[Records]

########

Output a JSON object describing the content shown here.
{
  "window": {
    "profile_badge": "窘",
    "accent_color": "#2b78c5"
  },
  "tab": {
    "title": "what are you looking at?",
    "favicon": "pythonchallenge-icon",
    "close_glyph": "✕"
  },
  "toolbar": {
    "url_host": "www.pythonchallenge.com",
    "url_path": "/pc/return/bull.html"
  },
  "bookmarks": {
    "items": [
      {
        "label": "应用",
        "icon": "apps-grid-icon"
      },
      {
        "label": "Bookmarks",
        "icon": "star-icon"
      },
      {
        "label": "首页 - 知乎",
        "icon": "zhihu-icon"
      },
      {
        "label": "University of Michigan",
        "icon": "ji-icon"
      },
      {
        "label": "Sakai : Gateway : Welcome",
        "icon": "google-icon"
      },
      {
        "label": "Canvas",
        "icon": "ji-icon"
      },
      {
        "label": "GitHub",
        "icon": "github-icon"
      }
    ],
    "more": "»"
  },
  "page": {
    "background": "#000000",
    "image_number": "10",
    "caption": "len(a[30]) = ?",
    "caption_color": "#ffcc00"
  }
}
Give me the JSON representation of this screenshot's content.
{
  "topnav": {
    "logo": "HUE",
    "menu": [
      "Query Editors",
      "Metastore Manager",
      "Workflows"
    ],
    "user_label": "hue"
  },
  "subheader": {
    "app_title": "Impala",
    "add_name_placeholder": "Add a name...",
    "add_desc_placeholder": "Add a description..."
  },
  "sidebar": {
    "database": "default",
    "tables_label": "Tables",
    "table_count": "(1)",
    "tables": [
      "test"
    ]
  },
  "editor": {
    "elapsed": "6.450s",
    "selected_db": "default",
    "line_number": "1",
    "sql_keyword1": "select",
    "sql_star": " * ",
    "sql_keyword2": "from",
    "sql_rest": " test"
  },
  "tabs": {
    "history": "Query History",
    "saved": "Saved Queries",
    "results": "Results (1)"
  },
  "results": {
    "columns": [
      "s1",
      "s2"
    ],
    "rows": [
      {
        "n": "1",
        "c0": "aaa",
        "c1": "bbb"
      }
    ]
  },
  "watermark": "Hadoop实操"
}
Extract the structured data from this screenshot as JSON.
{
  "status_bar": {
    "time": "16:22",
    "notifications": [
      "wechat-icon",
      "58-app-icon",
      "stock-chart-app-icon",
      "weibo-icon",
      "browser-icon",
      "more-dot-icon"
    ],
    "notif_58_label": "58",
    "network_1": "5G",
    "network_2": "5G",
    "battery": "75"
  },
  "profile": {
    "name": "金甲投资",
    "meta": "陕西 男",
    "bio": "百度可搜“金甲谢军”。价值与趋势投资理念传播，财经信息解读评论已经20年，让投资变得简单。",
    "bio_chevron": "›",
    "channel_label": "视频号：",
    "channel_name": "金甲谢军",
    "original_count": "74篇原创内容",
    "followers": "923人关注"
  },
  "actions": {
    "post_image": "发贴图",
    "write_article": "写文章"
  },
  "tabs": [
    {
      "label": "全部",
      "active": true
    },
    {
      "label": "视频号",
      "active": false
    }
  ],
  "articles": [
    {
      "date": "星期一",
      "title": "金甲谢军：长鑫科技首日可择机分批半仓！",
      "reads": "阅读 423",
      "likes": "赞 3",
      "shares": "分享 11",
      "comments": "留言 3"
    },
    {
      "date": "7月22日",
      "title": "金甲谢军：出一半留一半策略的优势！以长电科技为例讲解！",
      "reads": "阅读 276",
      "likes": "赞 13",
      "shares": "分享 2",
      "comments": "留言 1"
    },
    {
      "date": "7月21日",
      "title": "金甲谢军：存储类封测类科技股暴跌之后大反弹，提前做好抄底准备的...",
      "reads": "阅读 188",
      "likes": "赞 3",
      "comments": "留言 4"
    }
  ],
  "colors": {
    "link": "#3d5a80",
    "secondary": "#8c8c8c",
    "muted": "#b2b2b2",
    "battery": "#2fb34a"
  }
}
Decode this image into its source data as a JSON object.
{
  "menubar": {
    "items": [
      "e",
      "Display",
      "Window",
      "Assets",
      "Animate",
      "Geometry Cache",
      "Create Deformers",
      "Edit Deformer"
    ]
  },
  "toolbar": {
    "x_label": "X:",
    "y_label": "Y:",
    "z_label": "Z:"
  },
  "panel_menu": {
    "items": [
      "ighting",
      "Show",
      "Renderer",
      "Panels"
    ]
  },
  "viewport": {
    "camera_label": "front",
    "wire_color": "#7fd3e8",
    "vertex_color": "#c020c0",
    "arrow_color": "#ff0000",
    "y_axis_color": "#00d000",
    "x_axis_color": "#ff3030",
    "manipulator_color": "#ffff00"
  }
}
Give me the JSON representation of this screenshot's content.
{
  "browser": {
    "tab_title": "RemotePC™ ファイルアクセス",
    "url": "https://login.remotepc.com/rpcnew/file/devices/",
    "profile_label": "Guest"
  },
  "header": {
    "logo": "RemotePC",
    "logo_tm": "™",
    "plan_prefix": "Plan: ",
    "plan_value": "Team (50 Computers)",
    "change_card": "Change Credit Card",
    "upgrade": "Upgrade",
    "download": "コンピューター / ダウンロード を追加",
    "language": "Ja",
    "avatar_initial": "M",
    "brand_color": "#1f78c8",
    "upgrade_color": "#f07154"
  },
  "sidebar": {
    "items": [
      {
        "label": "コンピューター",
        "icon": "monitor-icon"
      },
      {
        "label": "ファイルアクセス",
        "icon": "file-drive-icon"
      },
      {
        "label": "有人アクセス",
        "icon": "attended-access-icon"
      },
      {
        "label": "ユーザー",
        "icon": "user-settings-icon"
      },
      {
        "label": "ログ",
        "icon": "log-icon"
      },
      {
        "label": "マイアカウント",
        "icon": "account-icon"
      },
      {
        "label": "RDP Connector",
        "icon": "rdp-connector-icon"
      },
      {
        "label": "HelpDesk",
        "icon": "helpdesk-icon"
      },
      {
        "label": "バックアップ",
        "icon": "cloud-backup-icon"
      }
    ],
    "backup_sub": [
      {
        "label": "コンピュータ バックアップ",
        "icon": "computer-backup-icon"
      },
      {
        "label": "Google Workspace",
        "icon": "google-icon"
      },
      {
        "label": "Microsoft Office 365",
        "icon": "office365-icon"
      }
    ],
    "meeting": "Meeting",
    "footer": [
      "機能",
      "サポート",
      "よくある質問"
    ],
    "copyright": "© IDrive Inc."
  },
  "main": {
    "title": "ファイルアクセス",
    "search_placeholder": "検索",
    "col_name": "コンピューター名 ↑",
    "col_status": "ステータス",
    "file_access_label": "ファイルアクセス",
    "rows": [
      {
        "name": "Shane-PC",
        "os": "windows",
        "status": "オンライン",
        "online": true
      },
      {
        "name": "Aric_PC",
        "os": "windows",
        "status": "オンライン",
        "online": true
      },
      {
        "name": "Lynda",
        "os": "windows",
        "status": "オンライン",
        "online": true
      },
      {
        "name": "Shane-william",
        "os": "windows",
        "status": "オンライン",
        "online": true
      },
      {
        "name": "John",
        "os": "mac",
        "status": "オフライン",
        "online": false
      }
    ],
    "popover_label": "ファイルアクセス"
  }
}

########

#### EXERCISE DETAILS
Retype all the records, matching them exactly.

#### TASK OUTPUT
Output a JSON object describing the content shown here.
{
  "window": {
    "profile_badge": "窘",
    "accent_color": "#2b78c5"
  },
  "tab": {
    "title": "what are you looking at?",
    "favicon": "pythonchallenge-icon",
    "close_glyph": "✕"
  },
  "toolbar": {
    "url_host": "www.pythonchallenge.com",
    "url_path": "/pc/return/bull.html"
  },
  "bookmarks": {
    "items": [
      {
        "label": "应用",
        "icon": "apps-grid-icon"
      },
      {
        "label": "Bookmarks",
        "icon": "star-icon"
      },
      {
        "label": "首页 - 知乎",
        "icon": "zhihu-icon"
      },
      {
        "label": "University of Michigan",
        "icon": "ji-icon"
      },
      {
        "label": "Sakai : Gateway : Welcome",
        "icon": "google-icon"
      },
      {
        "label": "Canvas",
        "icon": "ji-icon"
      },
      {
        "label": "GitHub",
        "icon": "github-icon"
      }
    ],
    "more": "»"
  },
  "page": {
    "background": "#000000",
    "image_number": "10",
    "caption": "len(a[30]) = ?",
    "caption_color": "#ffcc00"
  }
}
Give me the JSON representation of this screenshot's content.
{
  "topnav": {
    "logo": "HUE",
    "menu": [
      "Query Editors",
      "Metastore Manager",
      "Workflows"
    ],
    "user_label": "hue"
  },
  "subheader": {
    "app_title": "Impala",
    "add_name_placeholder": "Add a name...",
    "add_desc_placeholder": "Add a description..."
  },
  "sidebar": {
    "database": "default",
    "tables_label": "Tables",
    "table_count": "(1)",
    "tables": [
      "test"
    ]
  },
  "editor": {
    "elapsed": "6.450s",
    "selected_db": "default",
    "line_number": "1",
    "sql_keyword1": "select",
    "sql_star": " * ",
    "sql_keyword2": "from",
    "sql_rest": " test"
  },
  "tabs": {
    "history": "Query History",
    "saved": "Saved Queries",
    "results": "Results (1)"
  },
  "results": {
    "columns": [
      "s1",
      "s2"
    ],
    "rows": [
      {
        "n": "1",
        "c0": "aaa",
        "c1": "bbb"
      }
    ]
  },
  "watermark": "Hadoop实操"
}
Extract the structured data from this screenshot as JSON.
{
  "status_bar": {
    "time": "16:22",
    "notifications": [
      "wechat-icon",
      "58-app-icon",
      "stock-chart-app-icon",
      "weibo-icon",
      "browser-icon",
      "more-dot-icon"
    ],
    "notif_58_label": "58",
    "network_1": "5G",
    "network_2": "5G",
    "battery": "75"
  },
  "profile": {
    "name": "金甲投资",
    "meta": "陕西 男",
    "bio": "百度可搜“金甲谢军”。价值与趋势投资理念传播，财经信息解读评论已经20年，让投资变得简单。",
    "bio_chevron": "›",
    "channel_label": "视频号：",
    "channel_name": "金甲谢军",
    "original_count": "74篇原创内容",
    "followers": "923人关注"
  },
  "actions": {
    "post_image": "发贴图",
    "write_article": "写文章"
  },
  "tabs": [
    {
      "label": "全部",
      "active": true
    },
    {
      "label": "视频号",
      "active": false
    }
  ],
  "articles": [
    {
      "date": "星期一",
      "title": "金甲谢军：长鑫科技首日可择机分批半仓！",
      "reads": "阅读 423",
      "likes": "赞 3",
      "shares": "分享 11",
      "comments": "留言 3"
    },
    {
      "date": "7月22日",
      "title": "金甲谢军：出一半留一半策略的优势！以长电科技为例讲解！",
      "reads": "阅读 276",
      "likes": "赞 13",
      "shares": "分享 2",
      "comments": "留言 1"
    },
    {
      "date": "7月21日",
      "title": "金甲谢军：存储类封测类科技股暴跌之后大反弹，提前做好抄底准备的...",
      "reads": "阅读 188",
      "likes": "赞 3",
      "comments": "留言 4"
    }
  ],
  "colors": {
    "link": "#3d5a80",
    "secondary": "#8c8c8c",
    "muted": "#b2b2b2",
    "battery": "#2fb34a"
  }
}
Decode this image into its source data as a JSON object.
{
  "menubar": {
    "items": [
      "e",
      "Display",
      "Window",
      "Assets",
      "Animate",
      "Geometry Cache",
      "Create Deformers",
      "Edit Deformer"
    ]
  },
  "toolbar": {
    "x_label": "X:",
    "y_label": "Y:",
    "z_label": "Z:"
  },
  "panel_menu": {
    "items": [
      "ighting",
      "Show",
      "Renderer",
      "Panels"
    ]
  },
  "viewport": {
    "camera_label": "front",
    "wire_color": "#7fd3e8",
    "vertex_color": "#c020c0",
    "arrow_color": "#ff0000",
    "y_axis_color": "#00d000",
    "x_axis_color": "#ff3030",
    "manipulator_color": "#ffff00"
  }
}
Give me the JSON representation of this screenshot's content.
{
  "browser": {
    "tab_title": "RemotePC™ ファイルアクセス",
    "url": "https://login.remotepc.com/rpcnew/file/devices/",
    "profile_label": "Guest"
  },
  "header": {
    "logo": "RemotePC",
    "logo_tm": "™",
    "plan_prefix": "Plan: ",
    "plan_value": "Team (50 Computers)",
    "change_card": "Change Credit Card",
    "upgrade": "Upgrade",
    "download": "コンピューター / ダウンロード を追加",
    "language": "Ja",
    "avatar_initial": "M",
    "brand_color": "#1f78c8",
    "upgrade_color": "#f07154"
  },
  "sidebar": {
    "items": [
      {
        "label": "コンピューター",
        "icon": "monitor-icon"
      },
      {
        "label": "ファイルアクセス",
        "icon": "file-drive-icon"
      },
      {
        "label": "有人アクセス",
        "icon": "attended-access-icon"
      },
      {
        "label": "ユーザー",
        "icon": "user-settings-icon"
      },
      {
        "label": "ログ",
        "icon": "log-icon"
      },
      {
        "label": "マイアカウント",
        "icon": "account-icon"
      },
      {
        "label": "RDP Connector",
        "icon": "rdp-connector-icon"
      },
      {
        "label": "HelpDesk",
        "icon": "helpdesk-icon"
      },
      {
        "label": "バックアップ",
        "icon": "cloud-backup-icon"
      }
    ],
    "backup_sub": [
      {
        "label": "コンピュータ バックアップ",
        "icon": "computer-backup-icon"
      },
      {
        "label": "Google Workspace",
        "icon": "google-icon"
      },
      {
        "label": "Microsoft Office 365",
        "icon": "office365-icon"
      }
    ],
    "meeting": "Meeting",
    "footer": [
      "機能",
      "サポート",
      "よくある質問"
    ],
    "copyright": "© IDrive Inc."
  },
  "main": {
    "title": "ファイルアクセス",
    "search_placeholder": "検索",
    "col_name": "コンピューター名 ↑",
    "col_status": "ステータス",
    "file_access_label": "ファイルアクセス",
    "rows": [
      {
        "name": "Shane-PC",
        "os": "windows",
        "status": "オンライン",
        "online": true
      },
      {
        "name": "Aric_PC",
        "os": "windows",
        "status": "オンライン",
        "online": true
      },
      {
        "name": "Lynda",
        "os": "windows",
        "status": "オンライン",
        "online": true
      },
      {
        "name": "Shane-william",
        "os": "windows",
        "status": "オンライン",
        "online": true
      },
      {
        "name": "John",
        "os": "mac",
        "status": "オフライン",
        "online": false
      }
    ],
    "popover_label": "ファイルアクセス"
  }
}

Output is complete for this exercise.